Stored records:
----------------

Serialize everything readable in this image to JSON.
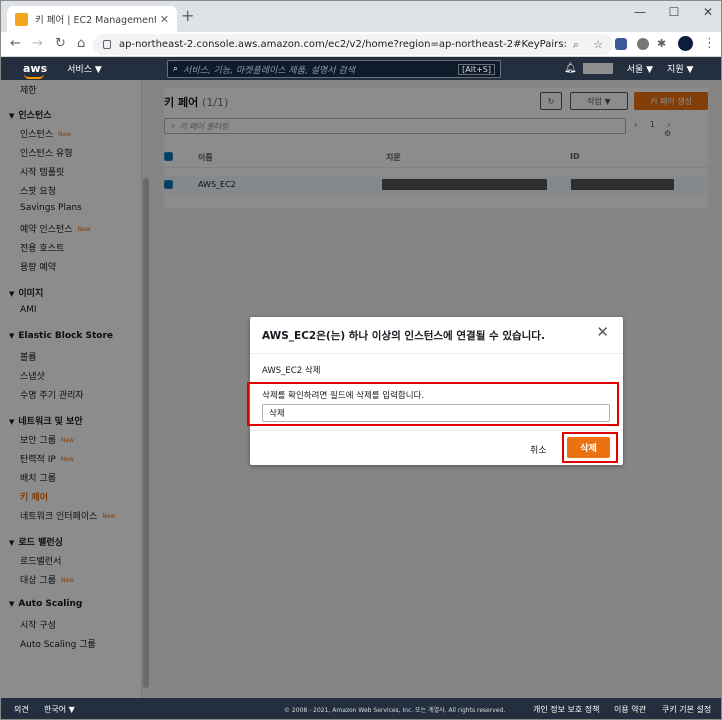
{
  "browser": {
    "tab_title": "키 페어 | EC2 Management Con",
    "url": "ap-northeast-2.console.aws.amazon.com/ec2/v2/home?region=ap-northeast-2#KeyPairs:"
  },
  "aws_nav": {
    "logo": "aws",
    "services": "서비스 ▼",
    "search_placeholder": "서비스, 기능, 마켓플레이스 제품, 설명서 검색",
    "search_shortcut": "[Alt+S]",
    "region": "서울 ▼",
    "support": "지원 ▼"
  },
  "sidebar": {
    "top_item": "제한",
    "sections": [
      {
        "title": "인스턴스",
        "items": [
          {
            "label": "인스턴스",
            "new": true
          },
          {
            "label": "인스턴스 유형",
            "new": false
          },
          {
            "label": "시작 템플릿",
            "new": false
          },
          {
            "label": "스팟 요청",
            "new": false
          },
          {
            "label": "Savings Plans",
            "new": false
          },
          {
            "label": "예약 인스턴스",
            "new": true
          },
          {
            "label": "전용 호스트",
            "new": false
          },
          {
            "label": "용량 예약",
            "new": false
          }
        ]
      },
      {
        "title": "이미지",
        "items": [
          {
            "label": "AMI",
            "new": false
          }
        ]
      },
      {
        "title": "Elastic Block Store",
        "items": [
          {
            "label": "볼륨",
            "new": false
          },
          {
            "label": "스냅샷",
            "new": false
          },
          {
            "label": "수명 주기 관리자",
            "new": false
          }
        ]
      },
      {
        "title": "네트워크 및 보안",
        "items": [
          {
            "label": "보안 그룹",
            "new": true
          },
          {
            "label": "탄력적 IP",
            "new": true
          },
          {
            "label": "배치 그룹",
            "new": false
          },
          {
            "label": "키 페어",
            "new": false,
            "active": true
          },
          {
            "label": "네트워크 인터페이스",
            "new": true
          }
        ]
      },
      {
        "title": "로드 밸런싱",
        "items": [
          {
            "label": "로드밸런서",
            "new": false
          },
          {
            "label": "대상 그룹",
            "new": true
          }
        ]
      },
      {
        "title": "Auto Scaling",
        "items": [
          {
            "label": "시작 구성",
            "new": false
          },
          {
            "label": "Auto Scaling 그룹",
            "new": false
          }
        ]
      }
    ],
    "new_badge": "New"
  },
  "main": {
    "title": "키 페어",
    "count": "(1/1)",
    "actions_label": "작업 ▼",
    "create_label": "키 페어 생성",
    "filter_placeholder": "키 페어 필터링",
    "page": "1",
    "columns": [
      "이름",
      "지문",
      "ID"
    ],
    "rows": [
      {
        "name": "AWS_EC2"
      }
    ]
  },
  "modal": {
    "title": "AWS_EC2은(는) 하나 이상의 인스턴스에 연결될 수 있습니다.",
    "delete_line": "AWS_EC2 삭제",
    "confirm_label": "삭제를 확인하려면 필드에 삭제를 입력합니다.",
    "input_value": "삭제",
    "cancel": "취소",
    "delete": "삭제"
  },
  "footer": {
    "feedback": "의견",
    "language": "한국어 ▼",
    "copyright": "© 2008 - 2021, Amazon Web Services, Inc. 또는 계열사. All rights reserved.",
    "privacy": "개인 정보 보호 정책",
    "terms": "이용 약관",
    "cookies": "쿠키 기본 설정"
  },
  "colors": {
    "accent": "#ec7211",
    "nav_bg": "#232f3e",
    "highlight": "#e00000"
  }
}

----------------

GIVEN TASK:
Output all of the records exactly as they appear above, but not the pictures.

TASK ANSWER:
Serialize everything readable in this image to JSON.
{
  "browser": {
    "tab_title": "키 페어 | EC2 Management Con",
    "url": "ap-northeast-2.console.aws.amazon.com/ec2/v2/home?region=ap-northeast-2#KeyPairs:"
  },
  "aws_nav": {
    "logo": "aws",
    "services": "서비스 ▼",
    "search_placeholder": "서비스, 기능, 마켓플레이스 제품, 설명서 검색",
    "search_shortcut": "[Alt+S]",
    "region": "서울 ▼",
    "support": "지원 ▼"
  },
  "sidebar": {
    "top_item": "제한",
    "sections": [
      {
        "title": "인스턴스",
        "items": [
          {
            "label": "인스턴스",
            "new": true
          },
          {
            "label": "인스턴스 유형",
            "new": false
          },
          {
            "label": "시작 템플릿",
            "new": false
          },
          {
            "label": "스팟 요청",
            "new": false
          },
          {
            "label": "Savings Plans",
            "new": false
          },
          {
            "label": "예약 인스턴스",
            "new": true
          },
          {
            "label": "전용 호스트",
            "new": false
          },
          {
            "label": "용량 예약",
            "new": false
          }
        ]
      },
      {
        "title": "이미지",
        "items": [
          {
            "label": "AMI",
            "new": false
          }
        ]
      },
      {
        "title": "Elastic Block Store",
        "items": [
          {
            "label": "볼륨",
            "new": false
          },
          {
            "label": "스냅샷",
            "new": false
          },
          {
            "label": "수명 주기 관리자",
            "new": false
          }
        ]
      },
      {
        "title": "네트워크 및 보안",
        "items": [
          {
            "label": "보안 그룹",
            "new": true
          },
          {
            "label": "탄력적 IP",
            "new": true
          },
          {
            "label": "배치 그룹",
            "new": false
          },
          {
            "label": "키 페어",
            "new": false,
            "active": true
          },
          {
            "label": "네트워크 인터페이스",
            "new": true
          }
        ]
      },
      {
        "title": "로드 밸런싱",
        "items": [
          {
            "label": "로드밸런서",
            "new": false
          },
          {
            "label": "대상 그룹",
            "new": true
          }
        ]
      },
      {
        "title": "Auto Scaling",
        "items": [
          {
            "label": "시작 구성",
            "new": false
          },
          {
            "label": "Auto Scaling 그룹",
            "new": false
          }
        ]
      }
    ],
    "new_badge": "New"
  },
  "main": {
    "title": "키 페어",
    "count": "(1/1)",
    "actions_label": "작업 ▼",
    "create_label": "키 페어 생성",
    "filter_placeholder": "키 페어 필터링",
    "page": "1",
    "columns": [
      "이름",
      "지문",
      "ID"
    ],
    "rows": [
      {
        "name": "AWS_EC2"
      }
    ]
  },
  "modal": {
    "title": "AWS_EC2은(는) 하나 이상의 인스턴스에 연결될 수 있습니다.",
    "delete_line": "AWS_EC2 삭제",
    "confirm_label": "삭제를 확인하려면 필드에 삭제를 입력합니다.",
    "input_value": "삭제",
    "cancel": "취소",
    "delete": "삭제"
  },
  "footer": {
    "feedback": "의견",
    "language": "한국어 ▼",
    "copyright": "© 2008 - 2021, Amazon Web Services, Inc. 또는 계열사. All rights reserved.",
    "privacy": "개인 정보 보호 정책",
    "terms": "이용 약관",
    "cookies": "쿠키 기본 설정"
  },
  "colors": {
    "accent": "#ec7211",
    "nav_bg": "#232f3e",
    "highlight": "#e00000"
  }
}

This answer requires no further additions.